> **DIRECTIVE**: Output all the material that follows, exactly as given.

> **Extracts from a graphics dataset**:
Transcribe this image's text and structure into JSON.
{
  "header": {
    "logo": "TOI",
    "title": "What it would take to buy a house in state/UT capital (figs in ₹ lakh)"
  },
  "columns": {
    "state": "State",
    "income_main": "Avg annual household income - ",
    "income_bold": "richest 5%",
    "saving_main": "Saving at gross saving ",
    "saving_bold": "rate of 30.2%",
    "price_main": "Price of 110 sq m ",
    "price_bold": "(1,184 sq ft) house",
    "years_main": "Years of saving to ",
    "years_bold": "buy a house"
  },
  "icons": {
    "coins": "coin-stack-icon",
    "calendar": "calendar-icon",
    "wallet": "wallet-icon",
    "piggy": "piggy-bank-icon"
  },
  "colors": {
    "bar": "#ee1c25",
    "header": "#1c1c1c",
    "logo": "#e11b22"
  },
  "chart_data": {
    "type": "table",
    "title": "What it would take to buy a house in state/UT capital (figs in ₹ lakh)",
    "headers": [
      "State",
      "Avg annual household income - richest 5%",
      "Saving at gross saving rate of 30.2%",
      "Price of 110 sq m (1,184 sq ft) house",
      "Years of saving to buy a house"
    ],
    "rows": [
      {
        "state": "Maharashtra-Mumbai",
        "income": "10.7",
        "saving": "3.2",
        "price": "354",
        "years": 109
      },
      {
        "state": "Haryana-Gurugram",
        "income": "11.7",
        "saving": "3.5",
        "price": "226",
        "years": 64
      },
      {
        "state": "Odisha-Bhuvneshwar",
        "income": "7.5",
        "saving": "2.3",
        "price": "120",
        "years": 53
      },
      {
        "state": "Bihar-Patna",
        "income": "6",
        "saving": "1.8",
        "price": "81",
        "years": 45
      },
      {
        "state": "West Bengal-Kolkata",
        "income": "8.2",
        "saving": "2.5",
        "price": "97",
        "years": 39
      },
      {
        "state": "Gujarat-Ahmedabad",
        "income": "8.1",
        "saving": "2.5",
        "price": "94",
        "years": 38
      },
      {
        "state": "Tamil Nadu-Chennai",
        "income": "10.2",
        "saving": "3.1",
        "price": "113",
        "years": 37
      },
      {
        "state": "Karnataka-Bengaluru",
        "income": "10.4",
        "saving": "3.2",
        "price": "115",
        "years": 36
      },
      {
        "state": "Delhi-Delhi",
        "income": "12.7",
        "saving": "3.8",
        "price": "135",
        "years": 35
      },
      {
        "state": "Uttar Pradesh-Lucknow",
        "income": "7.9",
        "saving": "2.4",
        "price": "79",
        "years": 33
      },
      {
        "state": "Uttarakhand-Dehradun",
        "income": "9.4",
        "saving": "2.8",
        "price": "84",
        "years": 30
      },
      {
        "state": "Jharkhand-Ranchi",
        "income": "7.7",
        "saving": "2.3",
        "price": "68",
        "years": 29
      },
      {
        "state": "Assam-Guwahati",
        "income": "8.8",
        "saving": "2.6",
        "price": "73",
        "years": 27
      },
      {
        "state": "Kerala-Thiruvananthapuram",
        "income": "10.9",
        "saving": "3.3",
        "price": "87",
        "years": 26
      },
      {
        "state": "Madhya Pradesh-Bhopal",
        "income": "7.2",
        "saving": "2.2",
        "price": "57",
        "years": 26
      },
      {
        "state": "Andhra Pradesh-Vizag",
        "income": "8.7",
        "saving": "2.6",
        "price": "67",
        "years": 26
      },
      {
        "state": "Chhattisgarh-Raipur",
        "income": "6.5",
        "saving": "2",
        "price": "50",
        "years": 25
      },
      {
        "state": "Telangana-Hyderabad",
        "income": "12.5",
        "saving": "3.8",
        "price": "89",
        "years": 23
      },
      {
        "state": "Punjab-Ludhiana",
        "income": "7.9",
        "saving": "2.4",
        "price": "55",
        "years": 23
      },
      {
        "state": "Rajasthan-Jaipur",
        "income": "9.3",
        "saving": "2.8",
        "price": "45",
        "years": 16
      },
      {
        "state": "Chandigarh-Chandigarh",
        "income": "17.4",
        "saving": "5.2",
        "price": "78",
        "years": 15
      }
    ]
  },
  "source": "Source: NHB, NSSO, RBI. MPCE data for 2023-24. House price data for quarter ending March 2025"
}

> **RESULT OF THIS TASK**:
Transcribe this image's text and structure into JSON.
{
  "header": {
    "logo": "TOI",
    "title": "What it would take to buy a house in state/UT capital (figs in ₹ lakh)"
  },
  "columns": {
    "state": "State",
    "income_main": "Avg annual household income - ",
    "income_bold": "richest 5%",
    "saving_main": "Saving at gross saving ",
    "saving_bold": "rate of 30.2%",
    "price_main": "Price of 110 sq m ",
    "price_bold": "(1,184 sq ft) house",
    "years_main": "Years of saving to ",
    "years_bold": "buy a house"
  },
  "icons": {
    "coins": "coin-stack-icon",
    "calendar": "calendar-icon",
    "wallet": "wallet-icon",
    "piggy": "piggy-bank-icon"
  },
  "colors": {
    "bar": "#ee1c25",
    "header": "#1c1c1c",
    "logo": "#e11b22"
  },
  "chart_data": {
    "type": "table",
    "title": "What it would take to buy a house in state/UT capital (figs in ₹ lakh)",
    "headers": [
      "State",
      "Avg annual household income - richest 5%",
      "Saving at gross saving rate of 30.2%",
      "Price of 110 sq m (1,184 sq ft) house",
      "Years of saving to buy a house"
    ],
    "rows": [
      {
        "state": "Maharashtra-Mumbai",
        "income": "10.7",
        "saving": "3.2",
        "price": "354",
        "years": 109
      },
      {
        "state": "Haryana-Gurugram",
        "income": "11.7",
        "saving": "3.5",
        "price": "226",
        "years": 64
      },
      {
        "state": "Odisha-Bhuvneshwar",
        "income": "7.5",
        "saving": "2.3",
        "price": "120",
        "years": 53
      },
      {
        "state": "Bihar-Patna",
        "income": "6",
        "saving": "1.8",
        "price": "81",
        "years": 45
      },
      {
        "state": "West Bengal-Kolkata",
        "income": "8.2",
        "saving": "2.5",
        "price": "97",
        "years": 39
      },
      {
        "state": "Gujarat-Ahmedabad",
        "income": "8.1",
        "saving": "2.5",
        "price": "94",
        "years": 38
      },
      {
        "state": "Tamil Nadu-Chennai",
        "income": "10.2",
        "saving": "3.1",
        "price": "113",
        "years": 37
      },
      {
        "state": "Karnataka-Bengaluru",
        "income": "10.4",
        "saving": "3.2",
        "price": "115",
        "years": 36
      },
      {
        "state": "Delhi-Delhi",
        "income": "12.7",
        "saving": "3.8",
        "price": "135",
        "years": 35
      },
      {
        "state": "Uttar Pradesh-Lucknow",
        "income": "7.9",
        "saving": "2.4",
        "price": "79",
        "years": 33
      },
      {
        "state": "Uttarakhand-Dehradun",
        "income": "9.4",
        "saving": "2.8",
        "price": "84",
        "years": 30
      },
      {
        "state": "Jharkhand-Ranchi",
        "income": "7.7",
        "saving": "2.3",
        "price": "68",
        "years": 29
      },
      {
        "state": "Assam-Guwahati",
        "income": "8.8",
        "saving": "2.6",
        "price": "73",
        "years": 27
      },
      {
        "state": "Kerala-Thiruvananthapuram",
        "income": "10.9",
        "saving": "3.3",
        "price": "87",
        "years": 26
      },
      {
        "state": "Madhya Pradesh-Bhopal",
        "income": "7.2",
        "saving": "2.2",
        "price": "57",
        "years": 26
      },
      {
        "state": "Andhra Pradesh-Vizag",
        "income": "8.7",
        "saving": "2.6",
        "price": "67",
        "years": 26
      },
      {
        "state": "Chhattisgarh-Raipur",
        "income": "6.5",
        "saving": "2",
        "price": "50",
        "years": 25
      },
      {
        "state": "Telangana-Hyderabad",
        "income": "12.5",
        "saving": "3.8",
        "price": "89",
        "years": 23
      },
      {
        "state": "Punjab-Ludhiana",
        "income": "7.9",
        "saving": "2.4",
        "price": "55",
        "years": 23
      },
      {
        "state": "Rajasthan-Jaipur",
        "income": "9.3",
        "saving": "2.8",
        "price": "45",
        "years": 16
      },
      {
        "state": "Chandigarh-Chandigarh",
        "income": "17.4",
        "saving": "5.2",
        "price": "78",
        "years": 15
      }
    ]
  },
  "source": "Source: NHB, NSSO, RBI. MPCE data for 2023-24. House price data for quarter ending March 2025"
}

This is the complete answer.